====== Source text
🧹 Data Cleaning with pandas - Complete Guide

🧹 Data Cleaning with pandas - Complete Portfolio Guide

Author: Teslim Uthman Adeyanju

Purpose: Professional data cleaning techniques for pandas DataFrames

Status: Study Material

📦 Learning Resources Overview

This comprehensive guide contains everything you need to master data cleaning in pandas:

1️⃣ pandas_data_cleaning.py Module

Your main 400-line production-ready module with 8 organized sections:

✅ Column Header Cleaning
✅ Numeric Data Cleaning
✅ Duplicate Management
✅ Missing Values Handling
✅ Outlier Detection & Removal
✅ Text Data Cleaning
✅ Data Summary & Inspection
✅ Quick Clean & Convenience Aliases

2️⃣ Complete Reference Guide (70+ pages)

In-depth tutorial with Titanic dataset case study

3️⃣ Interactive Jupyter Notebook

Hands-on exercises with immediate feedback

4️⃣ Sample Dataset

Titanic data with intentional quality issues for practice

🎯 Quick Start

For Beginners:

Start with the Jupyter notebook (interactive)
Complete all exercises step-by-step
Read the guide sections alongside
Practice with your own datasets

For Intermediate:

Review the complete workflow example
Study domain-specific strategies
Build your own cleaning pipelines
Optimize for performance

For Reference:

Use the quick reference card
Search for specific topics
Review pro tips periodically

📚 Learning Path (3.5 hours total)
============
====== Given data
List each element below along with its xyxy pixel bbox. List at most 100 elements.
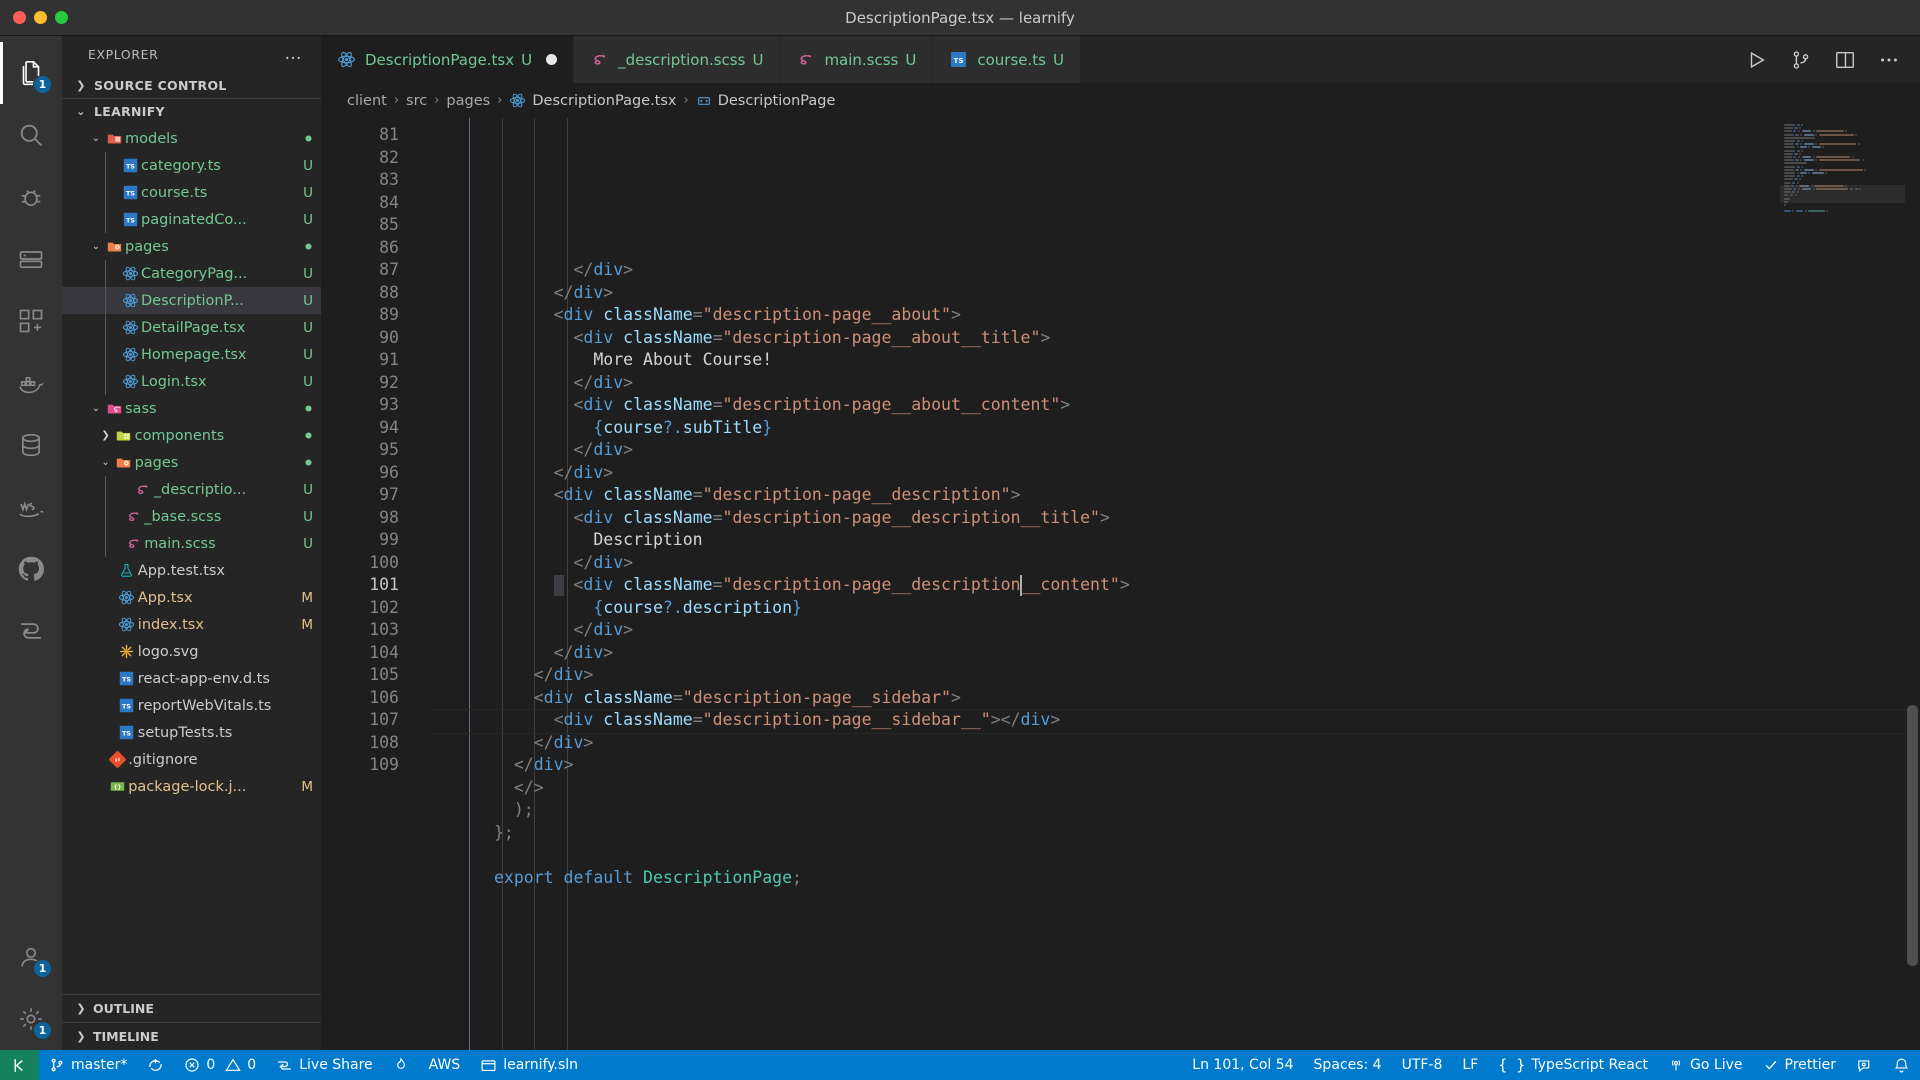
============
What the task asks |
Extend the pandas data cleaning guide, starting right after its final line. The material stands apart from the pandas data cleaning guide.

Output of the exercise |
Topic 1: Column Header Cleaning (15 min)

What you'll learn:

Standardize column names to lowercase
Remove spaces and special characters
Handle duplicate column names
Create Python-friendly variable names

Key Function:

df = clean_column_headers(df)

Why it matters: Clean headers prevent coding errors and make automation easier.

Topic 2: Numeric Data Cleaning (30 min)

What you'll learn:

Handle non-numeric strings (#REF!, NA, nil)
Fill missing values (median, mean, mode)
Remove negative values when inappropriate
Round to appropriate decimal places

Key Function:

df = clean_numeric_column(
    df, 
    column='age',
    fill_method='median',
    remove_negatives=False,
    round_decimals=0
)

Decision Framework:

Use median for data with outliers (most cases) ✅
Use mean for normally distributed data
Use mode for discrete/categorical numeric data
Use zero when zero is meaningful

Topic 3: Duplicate Management (20 min)

What you'll learn:

Detect duplicate rows
Remove duplicates based on all or specific columns
Choose which occurrence to keep (first/last)
Investigate before removing

Key Function:

df = remove_duplicates(
    df,
    subset=['name'],  # Only consider these columns
    keep='first'  # Keep first occurrence
)

Important: Always investigate duplicates before removing - some may be legitimate!

Topic 4: Missing Values Handling (45 min)

What you'll learn:

Understand why data is missing
Choose appropriate fill strategies
Use forward/backward fill for time series
Apply custom values with domain knowledge

Key Function:

df = fill_missing_values(
    df,
    column='cabin',
    method='custom',
    custom_value='Unknown'
)

Strategy Guide:

Data Type	Method	Example
Numeric with outliers	median	Age, Income
Normally distributed	mean	Test scores
Categorical	mode	City, Status
Time series	forward/backward	Stock prices
Domain knowledge	custom	0 for counts

Topic 5: Outlier Detection (40 min)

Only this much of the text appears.